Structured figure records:
%%

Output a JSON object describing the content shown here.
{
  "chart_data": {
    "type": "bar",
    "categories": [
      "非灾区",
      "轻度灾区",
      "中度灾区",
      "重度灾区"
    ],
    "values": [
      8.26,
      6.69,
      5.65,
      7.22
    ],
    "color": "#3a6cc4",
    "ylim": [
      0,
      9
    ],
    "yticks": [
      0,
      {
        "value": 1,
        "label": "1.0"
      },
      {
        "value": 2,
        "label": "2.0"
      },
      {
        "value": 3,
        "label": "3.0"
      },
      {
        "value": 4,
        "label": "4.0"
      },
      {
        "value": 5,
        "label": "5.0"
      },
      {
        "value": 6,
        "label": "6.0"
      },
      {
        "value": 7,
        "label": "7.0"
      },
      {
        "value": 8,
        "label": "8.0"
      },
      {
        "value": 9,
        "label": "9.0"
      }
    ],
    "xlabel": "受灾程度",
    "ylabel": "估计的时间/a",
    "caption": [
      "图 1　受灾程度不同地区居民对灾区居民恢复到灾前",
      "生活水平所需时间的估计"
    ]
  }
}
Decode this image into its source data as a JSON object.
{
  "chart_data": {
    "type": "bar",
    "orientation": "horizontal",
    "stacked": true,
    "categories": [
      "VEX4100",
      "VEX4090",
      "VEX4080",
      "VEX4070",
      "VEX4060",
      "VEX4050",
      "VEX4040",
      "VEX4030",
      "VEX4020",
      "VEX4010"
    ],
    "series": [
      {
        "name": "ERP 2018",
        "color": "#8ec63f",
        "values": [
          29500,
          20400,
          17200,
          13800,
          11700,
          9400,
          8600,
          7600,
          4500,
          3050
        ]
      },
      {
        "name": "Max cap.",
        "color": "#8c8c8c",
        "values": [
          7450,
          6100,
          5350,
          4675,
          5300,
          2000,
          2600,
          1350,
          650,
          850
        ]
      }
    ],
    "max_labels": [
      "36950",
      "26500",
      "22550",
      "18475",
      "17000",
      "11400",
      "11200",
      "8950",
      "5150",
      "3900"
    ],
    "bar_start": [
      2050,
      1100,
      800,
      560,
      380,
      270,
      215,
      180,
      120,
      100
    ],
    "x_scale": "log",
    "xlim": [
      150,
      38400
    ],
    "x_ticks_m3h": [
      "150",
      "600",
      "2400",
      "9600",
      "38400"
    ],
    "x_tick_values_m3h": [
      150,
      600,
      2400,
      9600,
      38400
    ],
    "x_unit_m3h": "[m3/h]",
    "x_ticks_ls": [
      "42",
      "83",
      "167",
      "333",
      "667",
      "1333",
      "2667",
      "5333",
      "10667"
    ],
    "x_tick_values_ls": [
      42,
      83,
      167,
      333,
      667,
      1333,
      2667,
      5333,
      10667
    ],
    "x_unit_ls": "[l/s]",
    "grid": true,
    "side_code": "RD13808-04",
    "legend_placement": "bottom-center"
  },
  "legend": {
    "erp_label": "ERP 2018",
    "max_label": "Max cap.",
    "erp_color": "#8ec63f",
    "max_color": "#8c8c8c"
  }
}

%%

Request >> Your task is to quote the listing above word for word.

Result for this task >>
Output a JSON object describing the content shown here.
{
  "chart_data": {
    "type": "bar",
    "categories": [
      "非灾区",
      "轻度灾区",
      "中度灾区",
      "重度灾区"
    ],
    "values": [
      8.26,
      6.69,
      5.65,
      7.22
    ],
    "color": "#3a6cc4",
    "ylim": [
      0,
      9
    ],
    "yticks": [
      0,
      {
        "value": 1,
        "label": "1.0"
      },
      {
        "value": 2,
        "label": "2.0"
      },
      {
        "value": 3,
        "label": "3.0"
      },
      {
        "value": 4,
        "label": "4.0"
      },
      {
        "value": 5,
        "label": "5.0"
      },
      {
        "value": 6,
        "label": "6.0"
      },
      {
        "value": 7,
        "label": "7.0"
      },
      {
        "value": 8,
        "label": "8.0"
      },
      {
        "value": 9,
        "label": "9.0"
      }
    ],
    "xlabel": "受灾程度",
    "ylabel": "估计的时间/a",
    "caption": [
      "图 1　受灾程度不同地区居民对灾区居民恢复到灾前",
      "生活水平所需时间的估计"
    ]
  }
}
Decode this image into its source data as a JSON object.
{
  "chart_data": {
    "type": "bar",
    "orientation": "horizontal",
    "stacked": true,
    "categories": [
      "VEX4100",
      "VEX4090",
      "VEX4080",
      "VEX4070",
      "VEX4060",
      "VEX4050",
      "VEX4040",
      "VEX4030",
      "VEX4020",
      "VEX4010"
    ],
    "series": [
      {
        "name": "ERP 2018",
        "color": "#8ec63f",
        "values": [
          29500,
          20400,
          17200,
          13800,
          11700,
          9400,
          8600,
          7600,
          4500,
          3050
        ]
      },
      {
        "name": "Max cap.",
        "color": "#8c8c8c",
        "values": [
          7450,
          6100,
          5350,
          4675,
          5300,
          2000,
          2600,
          1350,
          650,
          850
        ]
      }
    ],
    "max_labels": [
      "36950",
      "26500",
      "22550",
      "18475",
      "17000",
      "11400",
      "11200",
      "8950",
      "5150",
      "3900"
    ],
    "bar_start": [
      2050,
      1100,
      800,
      560,
      380,
      270,
      215,
      180,
      120,
      100
    ],
    "x_scale": "log",
    "xlim": [
      150,
      38400
    ],
    "x_ticks_m3h": [
      "150",
      "600",
      "2400",
      "9600",
      "38400"
    ],
    "x_tick_values_m3h": [
      150,
      600,
      2400,
      9600,
      38400
    ],
    "x_unit_m3h": "[m3/h]",
    "x_ticks_ls": [
      "42",
      "83",
      "167",
      "333",
      "667",
      "1333",
      "2667",
      "5333",
      "10667"
    ],
    "x_tick_values_ls": [
      42,
      83,
      167,
      333,
      667,
      1333,
      2667,
      5333,
      10667
    ],
    "x_unit_ls": "[l/s]",
    "grid": true,
    "side_code": "RD13808-04",
    "legend_placement": "bottom-center"
  },
  "legend": {
    "erp_label": "ERP 2018",
    "max_label": "Max cap.",
    "erp_color": "#8ec63f",
    "max_color": "#8c8c8c"
  }
}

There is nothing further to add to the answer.